##### Data in this exercise

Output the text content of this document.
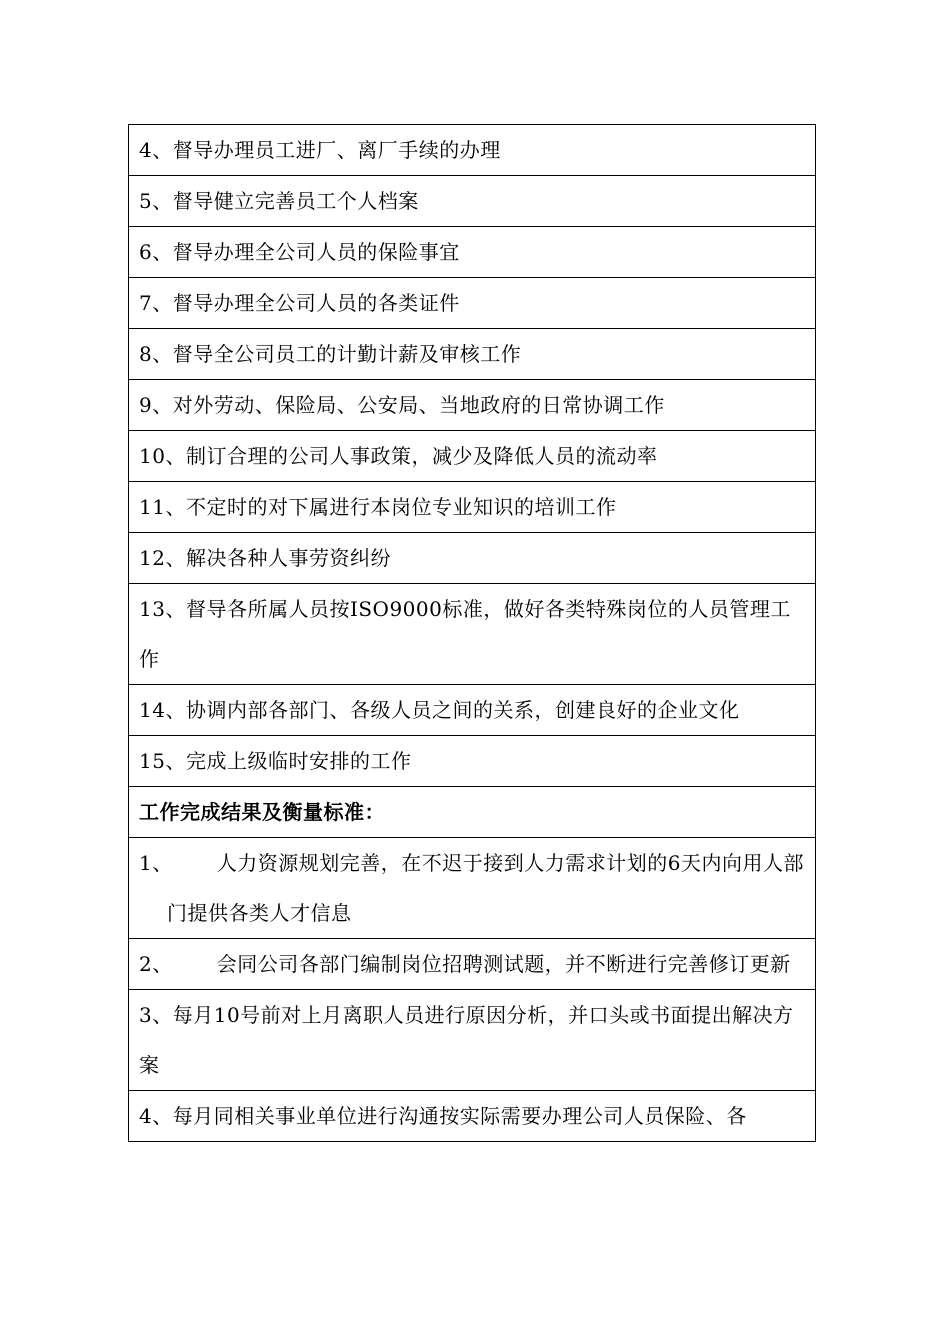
4、督导办理员工进厂、离厂手续的办理
5、督导健立完善员工个人档案
6、督导办理全公司人员的保险事宜
7、督导办理全公司人员的各类证件
8、督导全公司员工的计勤计薪及审核工作
9、对外劳动、保险局、公安局、当地政府的日常协调工作
10、制订合理的公司人事政策，减少及降低人员的流动率
11、不定时的对下属进行本岗位专业知识的培训工作
12、解决各种人事劳资纠纷
13、督导各所属人员按ISO9000标准，做好各类特殊岗位的人员管理工作
14、协调内部各部门、各级人员之间的关系，创建良好的企业文化
15、完成上级临时安排的工作
工作完成结果及衡量标准：

1、 人力资源规划完善，在不迟于接到人力需求计划的6天内向用人部门提供各类人才信息

2、 会同公司各部门编制岗位招聘测试题，并不断进行完善修订更新

3、每月10号前对上月离职人员进行原因分析，并口头或书面提出解决方案
4、每月同相关事业单位进行沟通按实际需要办理公司人员保险、各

##########

Every line of text is to be repeated exactly; pictures are left out.

:: Solution for this problem ::
Output the text content of this document.
4、督导办理员工进厂、离厂手续的办理
5、督导健立完善员工个人档案
6、督导办理全公司人员的保险事宜
7、督导办理全公司人员的各类证件
8、督导全公司员工的计勤计薪及审核工作
9、对外劳动、保险局、公安局、当地政府的日常协调工作
10、制订合理的公司人事政策，减少及降低人员的流动率
11、不定时的对下属进行本岗位专业知识的培训工作
12、解决各种人事劳资纠纷
13、督导各所属人员按ISO9000标准，做好各类特殊岗位的人员管理工作
14、协调内部各部门、各级人员之间的关系，创建良好的企业文化
15、完成上级临时安排的工作
工作完成结果及衡量标准：

1、 人力资源规划完善，在不迟于接到人力需求计划的6天内向用人部门提供各类人才信息

2、 会同公司各部门编制岗位招聘测试题，并不断进行完善修订更新

3、每月10号前对上月离职人员进行原因分析，并口头或书面提出解决方案
4、每月同相关事业单位进行沟通按实际需要办理公司人员保险、各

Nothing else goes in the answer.